Begin Records for this exercise

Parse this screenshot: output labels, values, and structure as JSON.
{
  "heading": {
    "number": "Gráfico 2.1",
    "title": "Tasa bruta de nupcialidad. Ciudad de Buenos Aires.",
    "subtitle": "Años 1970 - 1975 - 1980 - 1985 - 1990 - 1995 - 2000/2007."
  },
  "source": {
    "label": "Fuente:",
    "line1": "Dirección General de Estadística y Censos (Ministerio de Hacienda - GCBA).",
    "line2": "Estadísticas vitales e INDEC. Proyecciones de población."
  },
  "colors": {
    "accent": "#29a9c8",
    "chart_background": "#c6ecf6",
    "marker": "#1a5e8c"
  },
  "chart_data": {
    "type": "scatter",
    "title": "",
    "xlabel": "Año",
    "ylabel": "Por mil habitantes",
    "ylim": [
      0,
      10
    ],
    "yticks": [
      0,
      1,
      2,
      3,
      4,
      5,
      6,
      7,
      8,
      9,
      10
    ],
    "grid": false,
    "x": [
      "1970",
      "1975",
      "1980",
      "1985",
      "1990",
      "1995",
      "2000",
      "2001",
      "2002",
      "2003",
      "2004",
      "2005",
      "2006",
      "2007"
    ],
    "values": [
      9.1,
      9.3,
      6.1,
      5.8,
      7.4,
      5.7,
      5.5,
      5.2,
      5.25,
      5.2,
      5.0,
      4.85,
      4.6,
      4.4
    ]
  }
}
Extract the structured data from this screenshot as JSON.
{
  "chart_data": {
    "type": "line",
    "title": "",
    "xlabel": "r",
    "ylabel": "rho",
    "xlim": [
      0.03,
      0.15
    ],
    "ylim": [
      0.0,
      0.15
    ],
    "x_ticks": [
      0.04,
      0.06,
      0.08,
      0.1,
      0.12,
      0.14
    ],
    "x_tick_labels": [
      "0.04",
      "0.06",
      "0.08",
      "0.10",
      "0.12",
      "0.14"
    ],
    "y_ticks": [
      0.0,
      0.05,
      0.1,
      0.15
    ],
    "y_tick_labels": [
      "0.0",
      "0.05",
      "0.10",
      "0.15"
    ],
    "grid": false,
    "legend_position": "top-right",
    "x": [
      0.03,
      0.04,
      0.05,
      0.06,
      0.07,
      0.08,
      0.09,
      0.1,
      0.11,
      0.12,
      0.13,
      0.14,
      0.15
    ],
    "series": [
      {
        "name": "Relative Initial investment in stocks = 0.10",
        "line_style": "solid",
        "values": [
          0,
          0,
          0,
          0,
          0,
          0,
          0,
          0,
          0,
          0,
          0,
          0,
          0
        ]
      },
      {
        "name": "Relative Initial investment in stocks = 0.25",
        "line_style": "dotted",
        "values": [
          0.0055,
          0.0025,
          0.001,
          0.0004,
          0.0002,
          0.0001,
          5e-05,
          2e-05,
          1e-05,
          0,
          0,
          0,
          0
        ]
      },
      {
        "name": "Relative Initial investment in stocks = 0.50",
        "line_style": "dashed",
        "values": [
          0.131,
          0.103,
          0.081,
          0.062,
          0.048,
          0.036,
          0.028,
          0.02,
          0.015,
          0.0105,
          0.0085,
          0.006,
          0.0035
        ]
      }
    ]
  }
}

End Records for this exercise

# Task description
Transcribe every entry exactly, omitting nothing.

# Exercise response
Parse this screenshot: output labels, values, and structure as JSON.
{
  "heading": {
    "number": "Gráfico 2.1",
    "title": "Tasa bruta de nupcialidad. Ciudad de Buenos Aires.",
    "subtitle": "Años 1970 - 1975 - 1980 - 1985 - 1990 - 1995 - 2000/2007."
  },
  "source": {
    "label": "Fuente:",
    "line1": "Dirección General de Estadística y Censos (Ministerio de Hacienda - GCBA).",
    "line2": "Estadísticas vitales e INDEC. Proyecciones de población."
  },
  "colors": {
    "accent": "#29a9c8",
    "chart_background": "#c6ecf6",
    "marker": "#1a5e8c"
  },
  "chart_data": {
    "type": "scatter",
    "title": "",
    "xlabel": "Año",
    "ylabel": "Por mil habitantes",
    "ylim": [
      0,
      10
    ],
    "yticks": [
      0,
      1,
      2,
      3,
      4,
      5,
      6,
      7,
      8,
      9,
      10
    ],
    "grid": false,
    "x": [
      "1970",
      "1975",
      "1980",
      "1985",
      "1990",
      "1995",
      "2000",
      "2001",
      "2002",
      "2003",
      "2004",
      "2005",
      "2006",
      "2007"
    ],
    "values": [
      9.1,
      9.3,
      6.1,
      5.8,
      7.4,
      5.7,
      5.5,
      5.2,
      5.25,
      5.2,
      5.0,
      4.85,
      4.6,
      4.4
    ]
  }
}
Extract the structured data from this screenshot as JSON.
{
  "chart_data": {
    "type": "line",
    "title": "",
    "xlabel": "r",
    "ylabel": "rho",
    "xlim": [
      0.03,
      0.15
    ],
    "ylim": [
      0.0,
      0.15
    ],
    "x_ticks": [
      0.04,
      0.06,
      0.08,
      0.1,
      0.12,
      0.14
    ],
    "x_tick_labels": [
      "0.04",
      "0.06",
      "0.08",
      "0.10",
      "0.12",
      "0.14"
    ],
    "y_ticks": [
      0.0,
      0.05,
      0.1,
      0.15
    ],
    "y_tick_labels": [
      "0.0",
      "0.05",
      "0.10",
      "0.15"
    ],
    "grid": false,
    "legend_position": "top-right",
    "x": [
      0.03,
      0.04,
      0.05,
      0.06,
      0.07,
      0.08,
      0.09,
      0.1,
      0.11,
      0.12,
      0.13,
      0.14,
      0.15
    ],
    "series": [
      {
        "name": "Relative Initial investment in stocks = 0.10",
        "line_style": "solid",
        "values": [
          0,
          0,
          0,
          0,
          0,
          0,
          0,
          0,
          0,
          0,
          0,
          0,
          0
        ]
      },
      {
        "name": "Relative Initial investment in stocks = 0.25",
        "line_style": "dotted",
        "values": [
          0.0055,
          0.0025,
          0.001,
          0.0004,
          0.0002,
          0.0001,
          5e-05,
          2e-05,
          1e-05,
          0,
          0,
          0,
          0
        ]
      },
      {
        "name": "Relative Initial investment in stocks = 0.50",
        "line_style": "dashed",
        "values": [
          0.131,
          0.103,
          0.081,
          0.062,
          0.048,
          0.036,
          0.028,
          0.02,
          0.015,
          0.0105,
          0.0085,
          0.006,
          0.0035
        ]
      }
    ]
  }
}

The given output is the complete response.